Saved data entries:
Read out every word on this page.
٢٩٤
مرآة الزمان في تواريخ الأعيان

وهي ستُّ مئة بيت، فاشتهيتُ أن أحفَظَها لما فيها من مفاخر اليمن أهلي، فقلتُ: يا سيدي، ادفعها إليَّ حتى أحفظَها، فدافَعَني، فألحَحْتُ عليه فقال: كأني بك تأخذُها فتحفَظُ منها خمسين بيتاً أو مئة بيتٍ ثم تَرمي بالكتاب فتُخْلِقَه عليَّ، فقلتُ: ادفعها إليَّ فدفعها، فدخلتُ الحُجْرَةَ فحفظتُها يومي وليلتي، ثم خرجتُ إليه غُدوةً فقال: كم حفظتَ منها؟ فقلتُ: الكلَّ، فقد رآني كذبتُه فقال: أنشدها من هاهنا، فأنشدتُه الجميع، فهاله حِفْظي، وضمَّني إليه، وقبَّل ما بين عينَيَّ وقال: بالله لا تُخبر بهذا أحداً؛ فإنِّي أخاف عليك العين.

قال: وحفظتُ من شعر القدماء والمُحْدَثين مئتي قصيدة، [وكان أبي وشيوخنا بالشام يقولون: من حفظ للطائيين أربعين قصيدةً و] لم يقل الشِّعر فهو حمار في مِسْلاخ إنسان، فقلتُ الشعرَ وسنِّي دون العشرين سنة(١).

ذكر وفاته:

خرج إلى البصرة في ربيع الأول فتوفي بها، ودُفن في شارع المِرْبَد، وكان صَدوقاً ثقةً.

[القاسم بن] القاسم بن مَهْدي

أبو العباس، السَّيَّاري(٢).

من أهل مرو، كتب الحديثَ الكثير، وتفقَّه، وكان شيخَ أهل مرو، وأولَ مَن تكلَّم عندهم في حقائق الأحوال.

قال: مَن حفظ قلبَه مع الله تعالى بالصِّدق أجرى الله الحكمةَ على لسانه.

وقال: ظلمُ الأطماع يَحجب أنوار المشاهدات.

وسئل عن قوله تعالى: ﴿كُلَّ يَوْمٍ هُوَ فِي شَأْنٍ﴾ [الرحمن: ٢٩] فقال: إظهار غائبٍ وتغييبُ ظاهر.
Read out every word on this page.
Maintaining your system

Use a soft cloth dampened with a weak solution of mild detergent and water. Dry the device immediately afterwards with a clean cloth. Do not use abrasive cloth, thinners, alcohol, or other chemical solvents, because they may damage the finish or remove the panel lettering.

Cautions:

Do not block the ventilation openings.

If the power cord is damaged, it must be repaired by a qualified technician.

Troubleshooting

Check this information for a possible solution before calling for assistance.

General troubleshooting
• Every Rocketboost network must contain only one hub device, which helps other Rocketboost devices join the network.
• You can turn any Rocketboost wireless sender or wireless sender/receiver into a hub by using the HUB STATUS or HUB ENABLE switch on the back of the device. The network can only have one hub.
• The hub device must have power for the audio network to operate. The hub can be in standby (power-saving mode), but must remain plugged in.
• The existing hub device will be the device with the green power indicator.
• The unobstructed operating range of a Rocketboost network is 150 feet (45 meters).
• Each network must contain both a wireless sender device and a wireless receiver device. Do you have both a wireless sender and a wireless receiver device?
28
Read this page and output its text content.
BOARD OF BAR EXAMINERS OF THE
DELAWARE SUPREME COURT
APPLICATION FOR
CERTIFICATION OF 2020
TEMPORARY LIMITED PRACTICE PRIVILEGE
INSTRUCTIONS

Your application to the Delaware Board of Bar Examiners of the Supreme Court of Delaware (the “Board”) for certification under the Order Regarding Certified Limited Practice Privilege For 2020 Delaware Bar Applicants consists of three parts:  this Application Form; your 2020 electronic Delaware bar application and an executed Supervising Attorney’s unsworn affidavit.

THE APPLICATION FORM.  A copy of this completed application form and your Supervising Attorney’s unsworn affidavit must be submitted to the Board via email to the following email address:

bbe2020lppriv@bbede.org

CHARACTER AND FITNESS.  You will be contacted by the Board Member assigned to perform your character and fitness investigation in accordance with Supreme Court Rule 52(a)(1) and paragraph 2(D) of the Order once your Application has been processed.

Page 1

Given problem = Produce an exact copy of all the records.

Solution to the problem =
Read out every word on this page.
٢٩٤
مرآة الزمان في تواريخ الأعيان

وهي ستُّ مئة بيت، فاشتهيتُ أن أحفَظَها لما فيها من مفاخر اليمن أهلي، فقلتُ: يا سيدي، ادفعها إليَّ حتى أحفظَها، فدافَعَني، فألحَحْتُ عليه فقال: كأني بك تأخذُها فتحفَظُ منها خمسين بيتاً أو مئة بيتٍ ثم تَرمي بالكتاب فتُخْلِقَه عليَّ، فقلتُ: ادفعها إليَّ فدفعها، فدخلتُ الحُجْرَةَ فحفظتُها يومي وليلتي، ثم خرجتُ إليه غُدوةً فقال: كم حفظتَ منها؟ فقلتُ: الكلَّ، فقد رآني كذبتُه فقال: أنشدها من هاهنا، فأنشدتُه الجميع، فهاله حِفْظي، وضمَّني إليه، وقبَّل ما بين عينَيَّ وقال: بالله لا تُخبر بهذا أحداً؛ فإنِّي أخاف عليك العين.

قال: وحفظتُ من شعر القدماء والمُحْدَثين مئتي قصيدة، [وكان أبي وشيوخنا بالشام يقولون: من حفظ للطائيين أربعين قصيدةً و] لم يقل الشِّعر فهو حمار في مِسْلاخ إنسان، فقلتُ الشعرَ وسنِّي دون العشرين سنة(١).

ذكر وفاته:

خرج إلى البصرة في ربيع الأول فتوفي بها، ودُفن في شارع المِرْبَد، وكان صَدوقاً ثقةً.

[القاسم بن] القاسم بن مَهْدي

أبو العباس، السَّيَّاري(٢).

من أهل مرو، كتب الحديثَ الكثير، وتفقَّه، وكان شيخَ أهل مرو، وأولَ مَن تكلَّم عندهم في حقائق الأحوال.

قال: مَن حفظ قلبَه مع الله تعالى بالصِّدق أجرى الله الحكمةَ على لسانه.

وقال: ظلمُ الأطماع يَحجب أنوار المشاهدات.

وسئل عن قوله تعالى: ﴿كُلَّ يَوْمٍ هُوَ فِي شَأْنٍ﴾ [الرحمن: ٢٩] فقال: إظهار غائبٍ وتغييبُ ظاهر.
Read out every word on this page.
Maintaining your system

Use a soft cloth dampened with a weak solution of mild detergent and water. Dry the device immediately afterwards with a clean cloth. Do not use abrasive cloth, thinners, alcohol, or other chemical solvents, because they may damage the finish or remove the panel lettering.

Cautions:

Do not block the ventilation openings.

If the power cord is damaged, it must be repaired by a qualified technician.

Troubleshooting

Check this information for a possible solution before calling for assistance.

General troubleshooting
• Every Rocketboost network must contain only one hub device, which helps other Rocketboost devices join the network.
• You can turn any Rocketboost wireless sender or wireless sender/receiver into a hub by using the HUB STATUS or HUB ENABLE switch on the back of the device. The network can only have one hub.
• The hub device must have power for the audio network to operate. The hub can be in standby (power-saving mode), but must remain plugged in.
• The existing hub device will be the device with the green power indicator.
• The unobstructed operating range of a Rocketboost network is 150 feet (45 meters).
• Each network must contain both a wireless sender device and a wireless receiver device. Do you have both a wireless sender and a wireless receiver device?
28
Read this page and output its text content.
BOARD OF BAR EXAMINERS OF THE
DELAWARE SUPREME COURT
APPLICATION FOR
CERTIFICATION OF 2020
TEMPORARY LIMITED PRACTICE PRIVILEGE
INSTRUCTIONS

Your application to the Delaware Board of Bar Examiners of the Supreme Court of Delaware (the “Board”) for certification under the Order Regarding Certified Limited Practice Privilege For 2020 Delaware Bar Applicants consists of three parts:  this Application Form; your 2020 electronic Delaware bar application and an executed Supervising Attorney’s unsworn affidavit.

THE APPLICATION FORM.  A copy of this completed application form and your Supervising Attorney’s unsworn affidavit must be submitted to the Board via email to the following email address:

bbe2020lppriv@bbede.org

CHARACTER AND FITNESS.  You will be contacted by the Board Member assigned to perform your character and fitness investigation in accordance with Supreme Court Rule 52(a)(1) and paragraph 2(D) of the Order once your Application has been processed.

Page 1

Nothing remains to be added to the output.